▸ **Provided data**:
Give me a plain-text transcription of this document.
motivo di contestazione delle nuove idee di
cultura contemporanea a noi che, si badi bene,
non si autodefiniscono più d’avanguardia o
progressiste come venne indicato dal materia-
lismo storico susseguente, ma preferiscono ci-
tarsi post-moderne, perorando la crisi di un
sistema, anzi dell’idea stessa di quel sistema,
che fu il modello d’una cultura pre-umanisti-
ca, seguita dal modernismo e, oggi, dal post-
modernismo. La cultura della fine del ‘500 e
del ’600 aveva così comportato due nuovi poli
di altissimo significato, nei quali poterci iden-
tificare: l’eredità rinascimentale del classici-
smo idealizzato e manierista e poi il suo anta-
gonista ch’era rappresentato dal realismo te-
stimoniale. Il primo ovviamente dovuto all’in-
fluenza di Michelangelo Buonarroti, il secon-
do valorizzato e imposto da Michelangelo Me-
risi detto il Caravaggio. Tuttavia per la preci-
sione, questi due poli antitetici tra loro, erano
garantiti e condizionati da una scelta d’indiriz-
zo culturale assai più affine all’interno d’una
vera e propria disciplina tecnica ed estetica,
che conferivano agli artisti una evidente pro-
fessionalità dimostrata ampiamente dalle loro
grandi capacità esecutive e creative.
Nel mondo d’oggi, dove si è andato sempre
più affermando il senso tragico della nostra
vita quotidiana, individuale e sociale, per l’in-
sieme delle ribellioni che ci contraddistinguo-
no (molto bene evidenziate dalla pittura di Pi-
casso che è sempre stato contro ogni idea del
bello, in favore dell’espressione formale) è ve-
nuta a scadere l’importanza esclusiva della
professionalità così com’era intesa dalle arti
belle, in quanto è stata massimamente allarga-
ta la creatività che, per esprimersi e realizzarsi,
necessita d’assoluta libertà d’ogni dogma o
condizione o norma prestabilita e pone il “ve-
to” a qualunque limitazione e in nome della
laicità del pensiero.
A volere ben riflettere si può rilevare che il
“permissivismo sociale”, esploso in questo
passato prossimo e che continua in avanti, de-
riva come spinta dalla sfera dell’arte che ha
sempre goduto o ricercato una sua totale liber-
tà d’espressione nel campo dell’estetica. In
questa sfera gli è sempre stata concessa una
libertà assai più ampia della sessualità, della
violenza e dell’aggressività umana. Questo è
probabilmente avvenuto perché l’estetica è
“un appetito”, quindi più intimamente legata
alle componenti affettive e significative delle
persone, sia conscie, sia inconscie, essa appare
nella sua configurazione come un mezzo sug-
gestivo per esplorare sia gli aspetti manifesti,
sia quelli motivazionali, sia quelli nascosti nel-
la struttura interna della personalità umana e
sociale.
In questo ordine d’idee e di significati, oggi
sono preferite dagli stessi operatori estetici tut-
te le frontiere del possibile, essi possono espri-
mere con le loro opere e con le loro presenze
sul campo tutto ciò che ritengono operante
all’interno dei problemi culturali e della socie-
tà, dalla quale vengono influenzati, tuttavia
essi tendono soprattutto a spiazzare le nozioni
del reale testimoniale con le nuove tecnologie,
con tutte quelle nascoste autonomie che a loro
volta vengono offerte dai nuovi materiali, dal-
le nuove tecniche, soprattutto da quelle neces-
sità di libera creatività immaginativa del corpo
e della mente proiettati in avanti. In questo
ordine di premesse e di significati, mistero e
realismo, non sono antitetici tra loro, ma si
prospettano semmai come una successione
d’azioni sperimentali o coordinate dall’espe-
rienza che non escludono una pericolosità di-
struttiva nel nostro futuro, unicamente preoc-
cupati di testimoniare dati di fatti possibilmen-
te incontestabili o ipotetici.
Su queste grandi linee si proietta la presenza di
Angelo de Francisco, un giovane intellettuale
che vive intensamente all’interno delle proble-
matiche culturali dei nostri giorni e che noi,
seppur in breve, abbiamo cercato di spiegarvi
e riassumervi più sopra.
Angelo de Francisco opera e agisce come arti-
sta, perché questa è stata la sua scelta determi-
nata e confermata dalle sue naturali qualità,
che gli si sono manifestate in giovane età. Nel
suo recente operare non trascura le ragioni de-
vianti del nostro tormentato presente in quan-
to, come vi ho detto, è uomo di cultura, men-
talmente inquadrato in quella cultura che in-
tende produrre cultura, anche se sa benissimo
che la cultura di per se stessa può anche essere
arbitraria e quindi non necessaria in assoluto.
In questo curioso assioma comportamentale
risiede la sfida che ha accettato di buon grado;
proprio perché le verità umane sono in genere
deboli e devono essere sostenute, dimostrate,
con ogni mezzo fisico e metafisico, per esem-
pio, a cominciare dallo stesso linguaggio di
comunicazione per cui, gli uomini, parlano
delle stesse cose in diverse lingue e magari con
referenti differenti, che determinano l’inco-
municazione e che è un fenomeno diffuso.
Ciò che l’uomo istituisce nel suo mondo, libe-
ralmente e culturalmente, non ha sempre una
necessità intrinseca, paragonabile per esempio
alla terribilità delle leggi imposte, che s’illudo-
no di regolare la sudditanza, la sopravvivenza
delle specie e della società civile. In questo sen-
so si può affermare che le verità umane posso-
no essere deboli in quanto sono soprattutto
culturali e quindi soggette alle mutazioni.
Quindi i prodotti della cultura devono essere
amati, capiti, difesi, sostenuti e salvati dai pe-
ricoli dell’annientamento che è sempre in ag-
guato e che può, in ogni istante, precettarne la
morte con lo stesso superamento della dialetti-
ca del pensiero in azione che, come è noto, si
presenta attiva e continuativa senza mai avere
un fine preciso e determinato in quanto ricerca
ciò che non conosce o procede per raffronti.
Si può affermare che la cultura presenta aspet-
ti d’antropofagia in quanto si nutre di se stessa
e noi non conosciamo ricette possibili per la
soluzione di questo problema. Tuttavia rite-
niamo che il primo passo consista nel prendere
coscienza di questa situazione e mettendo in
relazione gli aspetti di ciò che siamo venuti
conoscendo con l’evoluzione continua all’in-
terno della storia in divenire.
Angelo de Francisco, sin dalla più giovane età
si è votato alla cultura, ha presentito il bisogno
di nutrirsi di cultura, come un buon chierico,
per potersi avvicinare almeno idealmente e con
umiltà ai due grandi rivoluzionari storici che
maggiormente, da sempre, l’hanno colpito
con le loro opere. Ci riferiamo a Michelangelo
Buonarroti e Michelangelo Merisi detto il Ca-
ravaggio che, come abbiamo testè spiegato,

▸ **Problem to solve**:
Make a verbatim copy of every entry shown above.

▸ **Problem solution**:
Give me a plain-text transcription of this document.
motivo di contestazione delle nuove idee di
cultura contemporanea a noi che, si badi bene,
non si autodefiniscono più d’avanguardia o
progressiste come venne indicato dal materia-
lismo storico susseguente, ma preferiscono ci-
tarsi post-moderne, perorando la crisi di un
sistema, anzi dell’idea stessa di quel sistema,
che fu il modello d’una cultura pre-umanisti-
ca, seguita dal modernismo e, oggi, dal post-
modernismo. La cultura della fine del ‘500 e
del ’600 aveva così comportato due nuovi poli
di altissimo significato, nei quali poterci iden-
tificare: l’eredità rinascimentale del classici-
smo idealizzato e manierista e poi il suo anta-
gonista ch’era rappresentato dal realismo te-
stimoniale. Il primo ovviamente dovuto all’in-
fluenza di Michelangelo Buonarroti, il secon-
do valorizzato e imposto da Michelangelo Me-
risi detto il Caravaggio. Tuttavia per la preci-
sione, questi due poli antitetici tra loro, erano
garantiti e condizionati da una scelta d’indiriz-
zo culturale assai più affine all’interno d’una
vera e propria disciplina tecnica ed estetica,
che conferivano agli artisti una evidente pro-
fessionalità dimostrata ampiamente dalle loro
grandi capacità esecutive e creative.
Nel mondo d’oggi, dove si è andato sempre
più affermando il senso tragico della nostra
vita quotidiana, individuale e sociale, per l’in-
sieme delle ribellioni che ci contraddistinguo-
no (molto bene evidenziate dalla pittura di Pi-
casso che è sempre stato contro ogni idea del
bello, in favore dell’espressione formale) è ve-
nuta a scadere l’importanza esclusiva della
professionalità così com’era intesa dalle arti
belle, in quanto è stata massimamente allarga-
ta la creatività che, per esprimersi e realizzarsi,
necessita d’assoluta libertà d’ogni dogma o
condizione o norma prestabilita e pone il “ve-
to” a qualunque limitazione e in nome della
laicità del pensiero.
A volere ben riflettere si può rilevare che il
“permissivismo sociale”, esploso in questo
passato prossimo e che continua in avanti, de-
riva come spinta dalla sfera dell’arte che ha
sempre goduto o ricercato una sua totale liber-
tà d’espressione nel campo dell’estetica. In
questa sfera gli è sempre stata concessa una
libertà assai più ampia della sessualità, della
violenza e dell’aggressività umana. Questo è
probabilmente avvenuto perché l’estetica è
“un appetito”, quindi più intimamente legata
alle componenti affettive e significative delle
persone, sia conscie, sia inconscie, essa appare
nella sua configurazione come un mezzo sug-
gestivo per esplorare sia gli aspetti manifesti,
sia quelli motivazionali, sia quelli nascosti nel-
la struttura interna della personalità umana e
sociale.
In questo ordine d’idee e di significati, oggi
sono preferite dagli stessi operatori estetici tut-
te le frontiere del possibile, essi possono espri-
mere con le loro opere e con le loro presenze
sul campo tutto ciò che ritengono operante
all’interno dei problemi culturali e della socie-
tà, dalla quale vengono influenzati, tuttavia
essi tendono soprattutto a spiazzare le nozioni
del reale testimoniale con le nuove tecnologie,
con tutte quelle nascoste autonomie che a loro
volta vengono offerte dai nuovi materiali, dal-
le nuove tecniche, soprattutto da quelle neces-
sità di libera creatività immaginativa del corpo
e della mente proiettati in avanti. In questo
ordine di premesse e di significati, mistero e
realismo, non sono antitetici tra loro, ma si
prospettano semmai come una successione
d’azioni sperimentali o coordinate dall’espe-
rienza che non escludono una pericolosità di-
struttiva nel nostro futuro, unicamente preoc-
cupati di testimoniare dati di fatti possibilmen-
te incontestabili o ipotetici.
Su queste grandi linee si proietta la presenza di
Angelo de Francisco, un giovane intellettuale
che vive intensamente all’interno delle proble-
matiche culturali dei nostri giorni e che noi,
seppur in breve, abbiamo cercato di spiegarvi
e riassumervi più sopra.
Angelo de Francisco opera e agisce come arti-
sta, perché questa è stata la sua scelta determi-
nata e confermata dalle sue naturali qualità,
che gli si sono manifestate in giovane età. Nel
suo recente operare non trascura le ragioni de-
vianti del nostro tormentato presente in quan-
to, come vi ho detto, è uomo di cultura, men-
talmente inquadrato in quella cultura che in-
tende produrre cultura, anche se sa benissimo
che la cultura di per se stessa può anche essere
arbitraria e quindi non necessaria in assoluto.
In questo curioso assioma comportamentale
risiede la sfida che ha accettato di buon grado;
proprio perché le verità umane sono in genere
deboli e devono essere sostenute, dimostrate,
con ogni mezzo fisico e metafisico, per esem-
pio, a cominciare dallo stesso linguaggio di
comunicazione per cui, gli uomini, parlano
delle stesse cose in diverse lingue e magari con
referenti differenti, che determinano l’inco-
municazione e che è un fenomeno diffuso.
Ciò che l’uomo istituisce nel suo mondo, libe-
ralmente e culturalmente, non ha sempre una
necessità intrinseca, paragonabile per esempio
alla terribilità delle leggi imposte, che s’illudo-
no di regolare la sudditanza, la sopravvivenza
delle specie e della società civile. In questo sen-
so si può affermare che le verità umane posso-
no essere deboli in quanto sono soprattutto
culturali e quindi soggette alle mutazioni.
Quindi i prodotti della cultura devono essere
amati, capiti, difesi, sostenuti e salvati dai pe-
ricoli dell’annientamento che è sempre in ag-
guato e che può, in ogni istante, precettarne la
morte con lo stesso superamento della dialetti-
ca del pensiero in azione che, come è noto, si
presenta attiva e continuativa senza mai avere
un fine preciso e determinato in quanto ricerca
ciò che non conosce o procede per raffronti.
Si può affermare che la cultura presenta aspet-
ti d’antropofagia in quanto si nutre di se stessa
e noi non conosciamo ricette possibili per la
soluzione di questo problema. Tuttavia rite-
niamo che il primo passo consista nel prendere
coscienza di questa situazione e mettendo in
relazione gli aspetti di ciò che siamo venuti
conoscendo con l’evoluzione continua all’in-
terno della storia in divenire.
Angelo de Francisco, sin dalla più giovane età
si è votato alla cultura, ha presentito il bisogno
di nutrirsi di cultura, come un buon chierico,
per potersi avvicinare almeno idealmente e con
umiltà ai due grandi rivoluzionari storici che
maggiormente, da sempre, l’hanno colpito
con le loro opere. Ci riferiamo a Michelangelo
Buonarroti e Michelangelo Merisi detto il Ca-
ravaggio che, come abbiamo testè spiegato,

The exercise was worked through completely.